'''

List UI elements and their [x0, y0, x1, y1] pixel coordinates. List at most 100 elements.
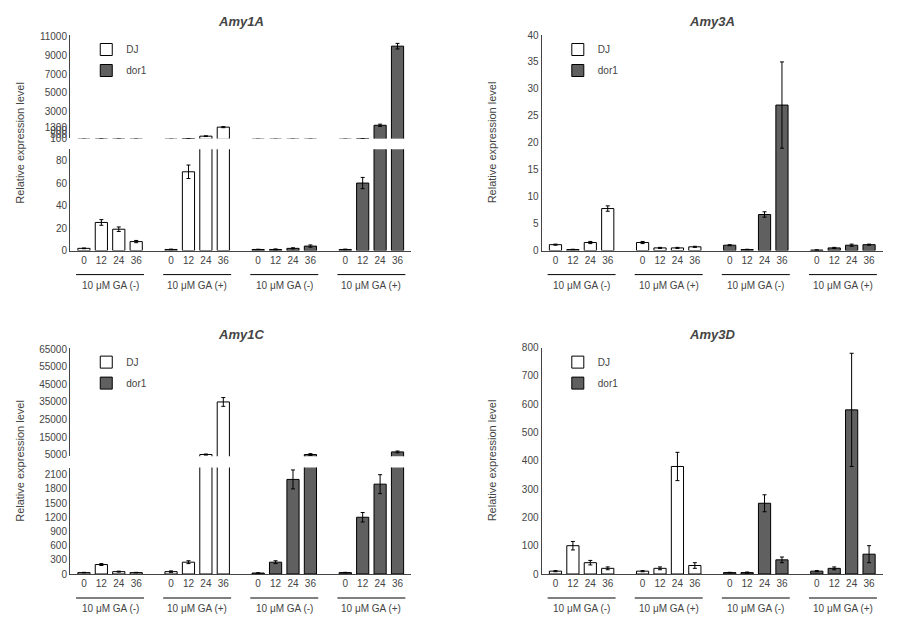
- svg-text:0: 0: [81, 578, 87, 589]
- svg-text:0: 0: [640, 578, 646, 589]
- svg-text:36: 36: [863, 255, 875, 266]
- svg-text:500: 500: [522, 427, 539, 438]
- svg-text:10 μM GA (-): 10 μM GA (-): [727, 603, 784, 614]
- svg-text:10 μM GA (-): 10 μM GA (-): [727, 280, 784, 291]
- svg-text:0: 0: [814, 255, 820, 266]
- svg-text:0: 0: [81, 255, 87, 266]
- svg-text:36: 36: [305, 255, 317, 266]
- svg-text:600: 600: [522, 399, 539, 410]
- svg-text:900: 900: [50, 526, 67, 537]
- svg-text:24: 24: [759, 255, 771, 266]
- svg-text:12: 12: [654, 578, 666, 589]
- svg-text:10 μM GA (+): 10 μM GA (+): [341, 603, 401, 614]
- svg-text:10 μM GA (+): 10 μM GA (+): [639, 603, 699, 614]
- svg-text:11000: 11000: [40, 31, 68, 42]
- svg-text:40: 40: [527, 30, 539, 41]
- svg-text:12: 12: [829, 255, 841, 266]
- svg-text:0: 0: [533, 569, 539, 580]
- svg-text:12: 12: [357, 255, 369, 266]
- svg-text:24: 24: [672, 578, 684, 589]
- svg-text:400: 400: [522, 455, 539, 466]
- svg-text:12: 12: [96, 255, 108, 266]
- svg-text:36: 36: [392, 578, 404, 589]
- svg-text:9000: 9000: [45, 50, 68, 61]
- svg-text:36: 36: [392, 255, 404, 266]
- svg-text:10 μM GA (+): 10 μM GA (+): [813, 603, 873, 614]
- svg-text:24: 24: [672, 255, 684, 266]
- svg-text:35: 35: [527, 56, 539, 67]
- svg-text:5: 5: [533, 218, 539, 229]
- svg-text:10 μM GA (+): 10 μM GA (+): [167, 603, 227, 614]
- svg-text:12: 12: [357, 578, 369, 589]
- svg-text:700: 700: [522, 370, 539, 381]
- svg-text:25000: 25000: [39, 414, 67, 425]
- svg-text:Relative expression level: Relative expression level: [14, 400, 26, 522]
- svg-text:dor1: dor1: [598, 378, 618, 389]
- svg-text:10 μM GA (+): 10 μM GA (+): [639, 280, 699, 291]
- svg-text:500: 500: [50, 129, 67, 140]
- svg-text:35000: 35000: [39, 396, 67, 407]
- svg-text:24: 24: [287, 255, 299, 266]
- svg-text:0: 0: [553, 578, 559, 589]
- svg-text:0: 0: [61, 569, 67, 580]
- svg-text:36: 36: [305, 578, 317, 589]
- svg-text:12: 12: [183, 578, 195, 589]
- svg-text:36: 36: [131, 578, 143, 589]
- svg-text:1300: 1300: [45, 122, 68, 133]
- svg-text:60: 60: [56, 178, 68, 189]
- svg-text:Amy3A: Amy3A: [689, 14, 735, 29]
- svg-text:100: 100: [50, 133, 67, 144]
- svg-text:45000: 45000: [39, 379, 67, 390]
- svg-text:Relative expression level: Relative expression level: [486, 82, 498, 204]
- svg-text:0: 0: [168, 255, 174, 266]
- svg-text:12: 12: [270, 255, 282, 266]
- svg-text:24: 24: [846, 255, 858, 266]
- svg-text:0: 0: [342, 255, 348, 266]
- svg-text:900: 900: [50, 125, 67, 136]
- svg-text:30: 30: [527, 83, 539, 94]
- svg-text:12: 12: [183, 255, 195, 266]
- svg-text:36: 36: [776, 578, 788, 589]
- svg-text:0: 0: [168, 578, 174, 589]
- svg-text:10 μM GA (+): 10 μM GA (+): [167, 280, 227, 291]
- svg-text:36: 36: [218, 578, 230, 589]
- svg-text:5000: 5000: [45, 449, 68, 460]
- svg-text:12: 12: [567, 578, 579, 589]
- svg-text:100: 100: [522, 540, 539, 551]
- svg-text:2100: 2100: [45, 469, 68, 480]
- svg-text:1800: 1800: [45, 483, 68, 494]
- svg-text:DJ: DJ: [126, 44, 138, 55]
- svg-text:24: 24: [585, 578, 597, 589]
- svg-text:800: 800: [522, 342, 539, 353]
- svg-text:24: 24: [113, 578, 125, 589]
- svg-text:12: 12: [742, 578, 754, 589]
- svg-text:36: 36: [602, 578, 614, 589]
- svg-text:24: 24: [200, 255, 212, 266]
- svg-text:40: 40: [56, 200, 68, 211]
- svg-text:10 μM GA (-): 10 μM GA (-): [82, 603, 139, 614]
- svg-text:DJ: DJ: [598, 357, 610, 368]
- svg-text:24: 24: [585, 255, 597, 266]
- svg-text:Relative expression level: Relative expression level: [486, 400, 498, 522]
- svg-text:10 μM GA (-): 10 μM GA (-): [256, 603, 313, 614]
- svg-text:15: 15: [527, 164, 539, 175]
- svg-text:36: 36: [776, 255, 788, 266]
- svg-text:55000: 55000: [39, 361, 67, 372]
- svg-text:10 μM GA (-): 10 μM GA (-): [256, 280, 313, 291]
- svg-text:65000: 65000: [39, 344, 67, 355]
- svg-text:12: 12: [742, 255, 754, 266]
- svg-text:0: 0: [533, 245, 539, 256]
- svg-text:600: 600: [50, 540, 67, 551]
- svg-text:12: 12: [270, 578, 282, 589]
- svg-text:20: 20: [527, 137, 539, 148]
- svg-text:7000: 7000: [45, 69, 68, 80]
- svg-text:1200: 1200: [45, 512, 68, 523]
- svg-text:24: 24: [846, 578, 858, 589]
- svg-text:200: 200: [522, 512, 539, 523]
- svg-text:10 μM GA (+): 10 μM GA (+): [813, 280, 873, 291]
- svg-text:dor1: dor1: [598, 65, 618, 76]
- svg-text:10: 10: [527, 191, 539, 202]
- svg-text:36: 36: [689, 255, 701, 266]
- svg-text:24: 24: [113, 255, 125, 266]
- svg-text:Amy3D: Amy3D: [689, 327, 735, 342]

'''

Task instructions → Quote every line of the items from the one containing "- svg-text:0: 0: [81, 578, 87, 589]" down to the one containing "603, 401, 614]", including both of those lines.

Problem solution →
- svg-text:0: 0: [81, 578, 87, 589]
- svg-text:0: 0: [640, 578, 646, 589]
- svg-text:36: 36: [863, 255, 875, 266]
- svg-text:500: 500: [522, 427, 539, 438]
- svg-text:10 μM GA (-): 10 μM GA (-): [727, 603, 784, 614]
- svg-text:10 μM GA (-): 10 μM GA (-): [727, 280, 784, 291]
- svg-text:0: 0: [814, 255, 820, 266]
- svg-text:0: 0: [81, 255, 87, 266]
- svg-text:36: 36: [305, 255, 317, 266]
- svg-text:600: 600: [522, 399, 539, 410]
- svg-text:900: 900: [50, 526, 67, 537]
- svg-text:24: 24: [759, 255, 771, 266]
- svg-text:12: 12: [654, 578, 666, 589]
- svg-text:10 μM GA (+): 10 μM GA (+): [341, 603, 401, 614]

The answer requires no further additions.